• Esercizio scritto 1:
Rispondi in base alla pagina sui richiedenti asilo di Martina Franca:
(a) Quanti richiedenti asilo sono ospitati presso l'Hotel Dell'Erba?
(b) In che data è stata emessa l'ordinanza che istituisce i CARA supplementari?
(c) Quale spesa giornaliera a persona prevede la convenzione tra la Croce Rossa di Taranto e la Prefettura?
• Esercizio scritto 2:
Trascrivi dalla pagina sui richiedenti asilo di Martina Franca il passo compreso tra "Dopo sei mesi di" e "silenzio più perfetto.", entrambi inclusi.

• Pagina:
═══

Dopo sei mesi scade la convenzione tra la Prefettura e la Croce Rossa. Nessun futuro certo per i rifugiati ospitati presso il Dell’Erba di Martina Franca.

Dopo sei mesi di permanenza discreta, i cento richiedenti asilo ospitati presso l’Hotel Dell’Erba di Martina andranno via. Così come al loro arrivo, improvviso e silenzioso, così alla loro partenza, decretata per la scadenza della convenzione tra la Croce Rossa, che gestisce il centro e la Prefettura, che paga da parte del Governo, tutto accadrà nel silenzio più perfetto.

Strana storia quella dei migranti martinesi, che all’inizio non sapevano nemmeno dove fossero ed erano circondati da persone che nemmeno sapevano chi fossero. Erano vestiti tutti uguali e giravano per la città lungo Corso Italia e tutti li scambiavamo per una squadra di pallone. Poi iniziarono a girare alcune voci sulla loro reale identità fin quando a metà dicembre non decidono di manifestare in piazza per chiedere più diritti. Dopo due settimane di permanenza a Martina Franca un gruppo di loro capisce che c’è qualcosa che non va: vengono convocati i giornalisti e con gran pacche sulle spalle ci viene comunicato che è tutt’apposto. Tutt’apposto perché i manifestanti sono ragazzi, che bisogna capirli, che non hanno capito come funziona la questione, che non dipende da noi, ma da altri, che noi già abbiamo fatto di più di quello che ci spettava. Già, ma cosa?

Con l’ordinanza del Presidente Berlusconi del 12 settembre del 2008, vengono istituiti dei CARA (centri di accoglienza per richiedenti asilo) supplementari, in ausilio del sistema presente perché il numero degli sbarchi durante l’estate è nettamente aumentato. L’ordinanza prevede che si trovino delle strutture, in tutto il paese saranno una sessantina, per ospitare diecimila migranti in attesa che la domanda di asilo venga vagliata dalle commissioni territoriali. Un implemento dell’accoglienza notevole, con una spesa complessiva di milioni di euro. La convenzione tra la Croce Rossa di Taranto e la Prefettura prevede una spesa giornaliera di 47 euro a persona, che dovrebbe comprendere vitto alloggio e tutti i servizi che il Ministero dell’Interno prevede per una buona accoglienza: mediazione interculturale, mediazione linguistica, corsi di lingua, supporto legale, supporto socio psicologico, assistenza sanitaria, acquisto di vestiti e di beni di prima necessità. In sei a Martina è arrivato circa un milione di euro con cui la Croce Rossa ha reso possibile l’accoglienza dei migranti.

═══

• Estratto dati:
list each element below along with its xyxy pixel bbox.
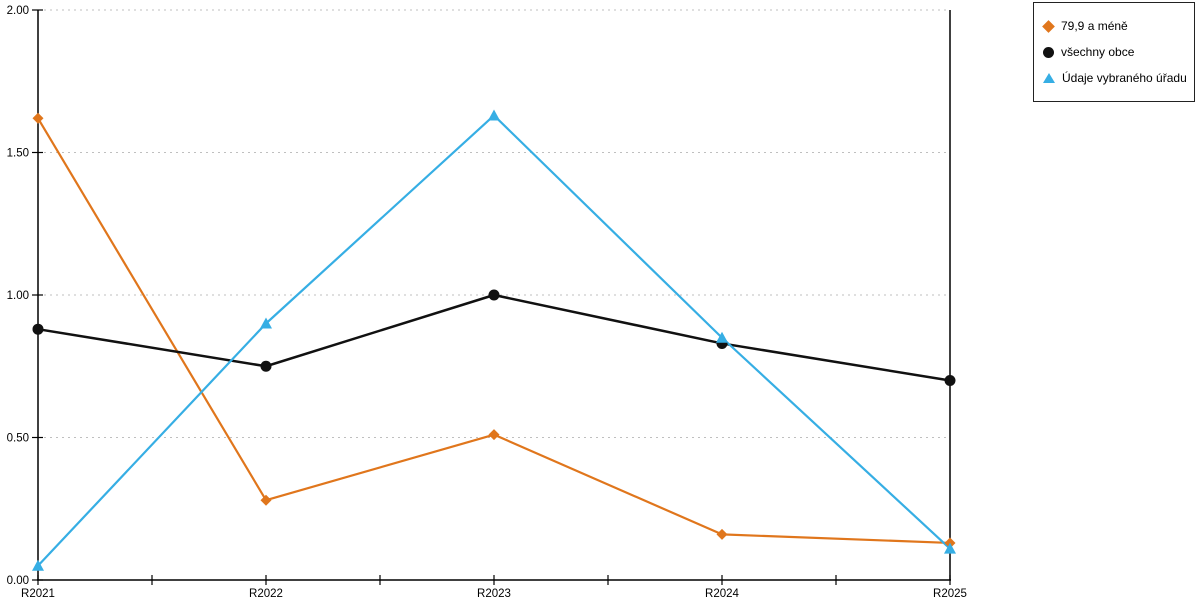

═══

• Risultato 1:
(a) Cento.
(b) Il 12 settembre 2008.
(c) 47 euro.

• Risultato 2:
Dopo sei mesi di permanenza discreta, i cento richiedenti asilo ospitati presso l’Hotel Dell’Erba di Martina andranno via. Così come al loro arrivo, improvviso e silenzioso, così alla loro partenza, decretata per la scadenza della convenzione tra la Croce Rossa, che gestisce il centro e la Prefettura, che paga da parte del Governo, tutto accadrà nel silenzio più perfetto.